Reading the listing below, count the lines that contain the word "Equivalent" and give that count alone.

[A run of records]
★ ★ ★ ★ ★ ★ ★

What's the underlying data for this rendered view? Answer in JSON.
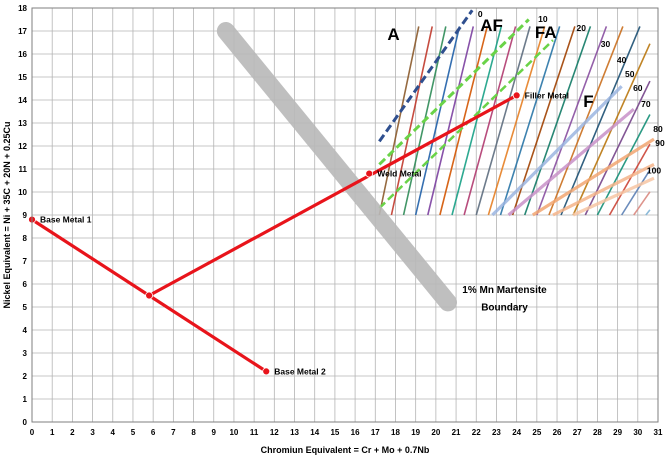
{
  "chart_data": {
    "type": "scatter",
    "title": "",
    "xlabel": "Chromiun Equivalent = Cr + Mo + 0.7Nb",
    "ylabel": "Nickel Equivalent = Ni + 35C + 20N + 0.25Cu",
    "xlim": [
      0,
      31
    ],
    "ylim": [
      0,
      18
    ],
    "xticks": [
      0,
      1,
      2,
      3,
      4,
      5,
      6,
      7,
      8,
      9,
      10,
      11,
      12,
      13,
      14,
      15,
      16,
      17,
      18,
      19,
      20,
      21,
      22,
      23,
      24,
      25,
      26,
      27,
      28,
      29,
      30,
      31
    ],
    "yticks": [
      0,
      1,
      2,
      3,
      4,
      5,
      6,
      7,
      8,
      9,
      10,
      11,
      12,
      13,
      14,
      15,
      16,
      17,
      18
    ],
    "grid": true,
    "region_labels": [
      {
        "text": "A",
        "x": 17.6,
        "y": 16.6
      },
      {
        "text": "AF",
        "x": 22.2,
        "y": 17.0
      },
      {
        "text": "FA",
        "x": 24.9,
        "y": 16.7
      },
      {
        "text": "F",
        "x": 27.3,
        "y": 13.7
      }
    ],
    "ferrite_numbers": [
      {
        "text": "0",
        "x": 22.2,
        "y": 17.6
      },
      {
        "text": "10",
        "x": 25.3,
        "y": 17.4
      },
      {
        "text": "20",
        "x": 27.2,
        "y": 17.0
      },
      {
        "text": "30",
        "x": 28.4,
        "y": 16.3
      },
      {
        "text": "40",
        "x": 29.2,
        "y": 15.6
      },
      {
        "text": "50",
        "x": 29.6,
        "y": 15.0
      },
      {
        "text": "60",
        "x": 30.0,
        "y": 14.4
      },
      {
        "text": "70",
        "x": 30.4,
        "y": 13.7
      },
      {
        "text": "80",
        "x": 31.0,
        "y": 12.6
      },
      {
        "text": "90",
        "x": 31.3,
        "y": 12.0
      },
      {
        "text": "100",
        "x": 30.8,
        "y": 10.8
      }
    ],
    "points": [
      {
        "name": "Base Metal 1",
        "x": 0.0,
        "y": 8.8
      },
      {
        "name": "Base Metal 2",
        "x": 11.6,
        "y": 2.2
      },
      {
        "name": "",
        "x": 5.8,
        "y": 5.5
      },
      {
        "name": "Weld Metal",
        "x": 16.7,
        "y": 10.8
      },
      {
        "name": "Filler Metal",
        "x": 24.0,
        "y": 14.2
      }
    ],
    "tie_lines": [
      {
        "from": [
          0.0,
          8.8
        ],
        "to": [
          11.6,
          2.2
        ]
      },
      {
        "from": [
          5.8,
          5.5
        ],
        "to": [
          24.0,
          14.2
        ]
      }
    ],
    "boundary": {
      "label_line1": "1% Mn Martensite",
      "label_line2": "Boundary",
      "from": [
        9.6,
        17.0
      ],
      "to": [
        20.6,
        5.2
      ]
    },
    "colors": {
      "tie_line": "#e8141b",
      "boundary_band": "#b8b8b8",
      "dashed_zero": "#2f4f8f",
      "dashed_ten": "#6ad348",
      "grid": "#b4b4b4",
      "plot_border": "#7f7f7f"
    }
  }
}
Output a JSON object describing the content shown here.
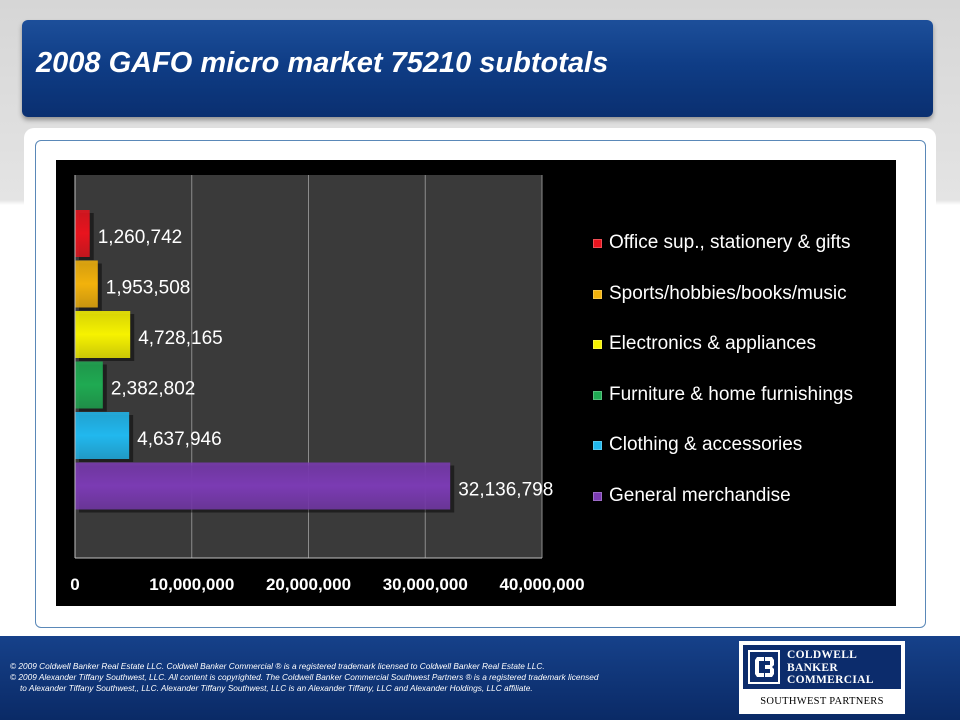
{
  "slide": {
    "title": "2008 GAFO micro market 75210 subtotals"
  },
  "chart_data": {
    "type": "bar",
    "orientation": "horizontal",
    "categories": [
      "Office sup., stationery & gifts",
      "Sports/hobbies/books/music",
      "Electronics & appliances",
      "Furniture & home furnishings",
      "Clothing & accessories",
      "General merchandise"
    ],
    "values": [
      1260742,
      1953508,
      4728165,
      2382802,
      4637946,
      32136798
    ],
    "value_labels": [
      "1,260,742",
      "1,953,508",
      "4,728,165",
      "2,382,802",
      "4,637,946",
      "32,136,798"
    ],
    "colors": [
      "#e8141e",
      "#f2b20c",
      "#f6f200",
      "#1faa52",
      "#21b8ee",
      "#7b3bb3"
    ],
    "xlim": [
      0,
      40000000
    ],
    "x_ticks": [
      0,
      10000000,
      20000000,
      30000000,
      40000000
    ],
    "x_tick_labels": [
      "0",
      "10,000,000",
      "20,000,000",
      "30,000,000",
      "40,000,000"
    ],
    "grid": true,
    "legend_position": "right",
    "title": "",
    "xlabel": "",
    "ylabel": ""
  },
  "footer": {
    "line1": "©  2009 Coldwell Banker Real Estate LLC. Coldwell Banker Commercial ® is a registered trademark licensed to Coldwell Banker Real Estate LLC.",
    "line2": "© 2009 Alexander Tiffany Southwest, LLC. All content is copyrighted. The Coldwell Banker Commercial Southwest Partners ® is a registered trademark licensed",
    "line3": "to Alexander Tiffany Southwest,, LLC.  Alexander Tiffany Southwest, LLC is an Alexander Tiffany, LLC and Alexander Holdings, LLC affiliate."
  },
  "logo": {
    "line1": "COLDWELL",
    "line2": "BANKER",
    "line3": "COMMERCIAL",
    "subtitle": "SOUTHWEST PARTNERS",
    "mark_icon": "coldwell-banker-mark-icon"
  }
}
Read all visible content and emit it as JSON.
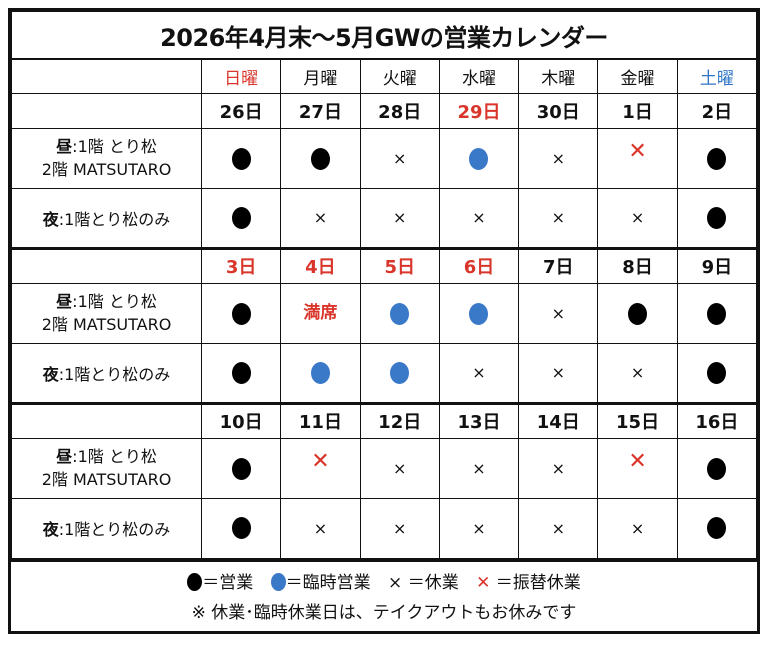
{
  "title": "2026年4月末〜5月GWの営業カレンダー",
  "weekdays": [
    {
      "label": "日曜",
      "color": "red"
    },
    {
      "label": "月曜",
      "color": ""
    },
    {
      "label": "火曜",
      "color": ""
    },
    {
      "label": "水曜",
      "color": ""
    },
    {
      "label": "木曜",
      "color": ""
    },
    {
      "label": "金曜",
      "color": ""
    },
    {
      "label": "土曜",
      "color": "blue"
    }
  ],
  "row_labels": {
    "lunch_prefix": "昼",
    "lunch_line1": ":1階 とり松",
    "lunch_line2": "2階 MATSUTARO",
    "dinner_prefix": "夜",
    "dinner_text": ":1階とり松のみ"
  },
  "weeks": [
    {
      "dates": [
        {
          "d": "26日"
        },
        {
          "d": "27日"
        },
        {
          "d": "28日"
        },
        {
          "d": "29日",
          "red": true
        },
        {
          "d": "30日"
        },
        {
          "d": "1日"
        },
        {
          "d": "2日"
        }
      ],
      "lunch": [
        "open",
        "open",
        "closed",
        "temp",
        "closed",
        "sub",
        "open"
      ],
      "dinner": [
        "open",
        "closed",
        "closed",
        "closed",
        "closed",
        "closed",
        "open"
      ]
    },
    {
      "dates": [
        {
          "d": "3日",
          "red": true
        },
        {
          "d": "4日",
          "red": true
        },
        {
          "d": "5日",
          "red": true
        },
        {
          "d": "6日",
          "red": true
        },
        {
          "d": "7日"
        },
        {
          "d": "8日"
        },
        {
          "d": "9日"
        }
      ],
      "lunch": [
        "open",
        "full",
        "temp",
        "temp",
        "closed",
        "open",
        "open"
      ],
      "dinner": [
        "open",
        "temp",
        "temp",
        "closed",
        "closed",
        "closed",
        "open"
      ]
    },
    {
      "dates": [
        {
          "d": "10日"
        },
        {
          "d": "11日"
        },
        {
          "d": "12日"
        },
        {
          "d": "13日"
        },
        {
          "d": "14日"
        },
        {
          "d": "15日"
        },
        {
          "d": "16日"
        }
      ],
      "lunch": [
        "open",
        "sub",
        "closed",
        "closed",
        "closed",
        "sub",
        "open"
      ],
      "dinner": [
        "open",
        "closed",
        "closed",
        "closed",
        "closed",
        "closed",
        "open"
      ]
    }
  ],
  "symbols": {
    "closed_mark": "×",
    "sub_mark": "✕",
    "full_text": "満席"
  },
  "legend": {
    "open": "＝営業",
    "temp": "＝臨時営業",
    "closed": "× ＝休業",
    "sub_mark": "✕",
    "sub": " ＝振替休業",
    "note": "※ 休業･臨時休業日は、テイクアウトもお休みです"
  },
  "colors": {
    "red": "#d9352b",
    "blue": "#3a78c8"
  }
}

★ ★ ★ ★ ★ ★ ★

§ Exercise output
2